### Data
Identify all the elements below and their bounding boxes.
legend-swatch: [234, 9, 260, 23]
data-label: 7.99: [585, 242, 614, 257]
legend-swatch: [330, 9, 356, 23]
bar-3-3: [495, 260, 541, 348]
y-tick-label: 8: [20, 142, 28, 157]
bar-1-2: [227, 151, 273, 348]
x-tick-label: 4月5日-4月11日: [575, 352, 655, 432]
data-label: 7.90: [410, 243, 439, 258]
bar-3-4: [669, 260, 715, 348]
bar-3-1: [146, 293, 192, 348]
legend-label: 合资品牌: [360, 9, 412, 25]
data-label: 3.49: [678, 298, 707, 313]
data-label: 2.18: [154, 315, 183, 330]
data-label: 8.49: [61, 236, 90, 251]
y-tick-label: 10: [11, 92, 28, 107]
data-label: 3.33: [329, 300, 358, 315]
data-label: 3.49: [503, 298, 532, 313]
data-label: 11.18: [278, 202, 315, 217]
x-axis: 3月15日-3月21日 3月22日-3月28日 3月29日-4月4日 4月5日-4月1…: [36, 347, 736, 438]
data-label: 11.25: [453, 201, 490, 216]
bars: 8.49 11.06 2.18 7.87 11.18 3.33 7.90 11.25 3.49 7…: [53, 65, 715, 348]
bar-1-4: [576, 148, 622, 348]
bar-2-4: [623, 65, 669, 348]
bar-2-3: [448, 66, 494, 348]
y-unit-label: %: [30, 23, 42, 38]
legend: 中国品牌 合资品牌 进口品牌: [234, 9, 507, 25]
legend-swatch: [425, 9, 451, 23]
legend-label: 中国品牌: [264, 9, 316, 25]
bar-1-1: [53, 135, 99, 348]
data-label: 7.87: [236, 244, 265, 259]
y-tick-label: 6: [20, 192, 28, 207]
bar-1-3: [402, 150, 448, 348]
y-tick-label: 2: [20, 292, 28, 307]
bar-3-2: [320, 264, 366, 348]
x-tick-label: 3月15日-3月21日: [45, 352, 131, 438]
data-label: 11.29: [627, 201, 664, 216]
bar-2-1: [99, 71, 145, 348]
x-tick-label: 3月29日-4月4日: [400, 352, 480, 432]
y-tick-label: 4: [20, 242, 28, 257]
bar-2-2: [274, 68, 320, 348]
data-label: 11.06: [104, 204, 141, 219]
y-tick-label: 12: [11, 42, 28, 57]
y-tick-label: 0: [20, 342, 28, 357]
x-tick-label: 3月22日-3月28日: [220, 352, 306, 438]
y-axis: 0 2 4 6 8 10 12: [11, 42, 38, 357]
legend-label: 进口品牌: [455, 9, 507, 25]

### Problem to work on
Please edit everything from the start of the listing down to and including the line containing "bar-3-2: [320, 264, 366, 348]", replacing "data-label" with "value-label" and leaving all else unchanged. Return only those lines.

### Result
Identify all the elements below and their bounding boxes.
legend-swatch: [234, 9, 260, 23]
value-label: 7.99: [585, 242, 614, 257]
legend-swatch: [330, 9, 356, 23]
bar-3-3: [495, 260, 541, 348]
y-tick-label: 8: [20, 142, 28, 157]
bar-1-2: [227, 151, 273, 348]
x-tick-label: 4月5日-4月11日: [575, 352, 655, 432]
value-label: 7.90: [410, 243, 439, 258]
bar-3-4: [669, 260, 715, 348]
bar-3-1: [146, 293, 192, 348]
legend-label: 合资品牌: [360, 9, 412, 25]
value-label: 3.49: [678, 298, 707, 313]
value-label: 2.18: [154, 315, 183, 330]
value-label: 8.49: [61, 236, 90, 251]
y-tick-label: 10: [11, 92, 28, 107]
value-label: 3.33: [329, 300, 358, 315]
value-label: 3.49: [503, 298, 532, 313]
value-label: 11.18: [278, 202, 315, 217]
x-axis: 3月15日-3月21日 3月22日-3月28日 3月29日-4月4日 4月5日-4月1…: [36, 347, 736, 438]
value-label: 11.25: [453, 201, 490, 216]
bars: 8.49 11.06 2.18 7.87 11.18 3.33 7.90 11.25 3.49 7…: [53, 65, 715, 348]
bar-1-4: [576, 148, 622, 348]
bar-2-4: [623, 65, 669, 348]
bar-2-3: [448, 66, 494, 348]
y-unit-label: %: [30, 23, 42, 38]
legend: 中国品牌 合资品牌 进口品牌: [234, 9, 507, 25]
legend-swatch: [425, 9, 451, 23]
legend-label: 中国品牌: [264, 9, 316, 25]
bar-1-1: [53, 135, 99, 348]
value-label: 7.87: [236, 244, 265, 259]
y-tick-label: 6: [20, 192, 28, 207]
bar-1-3: [402, 150, 448, 348]
y-tick-label: 2: [20, 292, 28, 307]
bar-3-2: [320, 264, 366, 348]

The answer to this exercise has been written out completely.